▸ What is needed
Restate the full listing word for word and leave the pictures out.
##### Extracted records #####
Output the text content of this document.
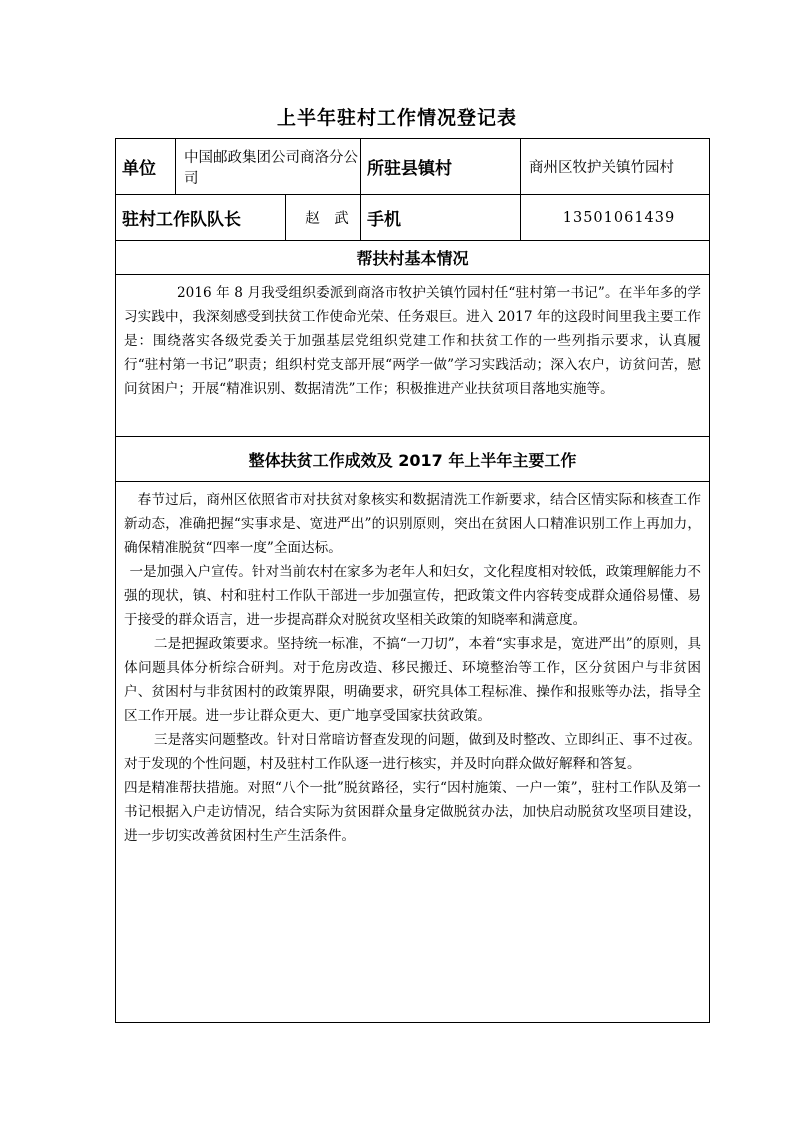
上半年驻村工作情况登记表
单位	中国邮政集团公司商洛分公司		所驻县镇村	商州区牧护关镇竹园村
驻村工作队队长		赵　武	手机	13501061439
帮扶村基本情况				

2016 年 8 月我受组织委派到商洛市牧护关镇竹园村任“驻村第一书记”。在半年多的学习实践中，我深刻感受到扶贫工作使命光荣、任务艰巨。进入 2017 年的这段时间里我主要工作是：围绕落实各级党委关于加强基层党组织党建工作和扶贫工作的一些列指示要求，认真履行“驻村第一书记”职责；组织村党支部开展“两学一做”学习实践活动；深入农户，访贫问苦，慰问贫困户；开展“精准识别、数据清洗”工作；积极推进产业扶贫项目落地实施等。				

整体扶贫工作成效及 2017 年上半年主要工作				

春节过后，商州区依照省市对扶贫对象核实和数据清洗工作新要求，结合区情实际和核查工作新动态，准确把握“实事求是、宽进严出”的识别原则，突出在贫困人口精准识别工作上再加力，确保精准脱贫“四率一度”全面达标。

一是加强入户宣传。针对当前农村在家多为老年人和妇女，文化程度相对较低，政策理解能力不强的现状，镇、村和驻村工作队干部进一步加强宣传，把政策文件内容转变成群众通俗易懂、易于接受的群众语言，进一步提高群众对脱贫攻坚相关政策的知晓率和满意度。

二是把握政策要求。坚持统一标准，不搞“一刀切”，本着“实事求是，宽进严出”的原则，具体问题具体分析综合研判。对于危房改造、移民搬迁、环境整治等工作，区分贫困户与非贫困户、贫困村与非贫困村的政策界限，明确要求，研究具体工程标准、操作和报账等办法，指导全区工作开展。进一步让群众更大、更广地享受国家扶贫政策。

三是落实问题整改。针对日常暗访督查发现的问题，做到及时整改、立即纠正、事不过夜。对于发现的个性问题，村及驻村工作队逐一进行核实，并及时向群众做好解释和答复。

四是精准帮扶措施。对照“八个一批”脱贫路径，实行“因村施策、一户一策”，驻村工作队及第一书记根据入户走访情况，结合实际为贫困群众量身定做脱贫办法，加快启动脱贫攻坚项目建设，进一步切实改善贫困村生产生活条件。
#####
▸ Solution to this problem
Output the text content of this document.
上半年驻村工作情况登记表
单位	中国邮政集团公司商洛分公司		所驻县镇村	商州区牧护关镇竹园村
驻村工作队队长		赵　武	手机	13501061439
帮扶村基本情况				

2016 年 8 月我受组织委派到商洛市牧护关镇竹园村任“驻村第一书记”。在半年多的学习实践中，我深刻感受到扶贫工作使命光荣、任务艰巨。进入 2017 年的这段时间里我主要工作是：围绕落实各级党委关于加强基层党组织党建工作和扶贫工作的一些列指示要求，认真履行“驻村第一书记”职责；组织村党支部开展“两学一做”学习实践活动；深入农户，访贫问苦，慰问贫困户；开展“精准识别、数据清洗”工作；积极推进产业扶贫项目落地实施等。				

整体扶贫工作成效及 2017 年上半年主要工作				

春节过后，商州区依照省市对扶贫对象核实和数据清洗工作新要求，结合区情实际和核查工作新动态，准确把握“实事求是、宽进严出”的识别原则，突出在贫困人口精准识别工作上再加力，确保精准脱贫“四率一度”全面达标。

一是加强入户宣传。针对当前农村在家多为老年人和妇女，文化程度相对较低，政策理解能力不强的现状，镇、村和驻村工作队干部进一步加强宣传，把政策文件内容转变成群众通俗易懂、易于接受的群众语言，进一步提高群众对脱贫攻坚相关政策的知晓率和满意度。

二是把握政策要求。坚持统一标准，不搞“一刀切”，本着“实事求是，宽进严出”的原则，具体问题具体分析综合研判。对于危房改造、移民搬迁、环境整治等工作，区分贫困户与非贫困户、贫困村与非贫困村的政策界限，明确要求，研究具体工程标准、操作和报账等办法，指导全区工作开展。进一步让群众更大、更广地享受国家扶贫政策。

三是落实问题整改。针对日常暗访督查发现的问题，做到及时整改、立即纠正、事不过夜。对于发现的个性问题，村及驻村工作队逐一进行核实，并及时向群众做好解释和答复。

四是精准帮扶措施。对照“八个一批”脱贫路径，实行“因村施策、一户一策”，驻村工作队及第一书记根据入户走访情况，结合实际为贫困群众量身定做脱贫办法，加快启动脱贫攻坚项目建设，进一步切实改善贫困村生产生活条件。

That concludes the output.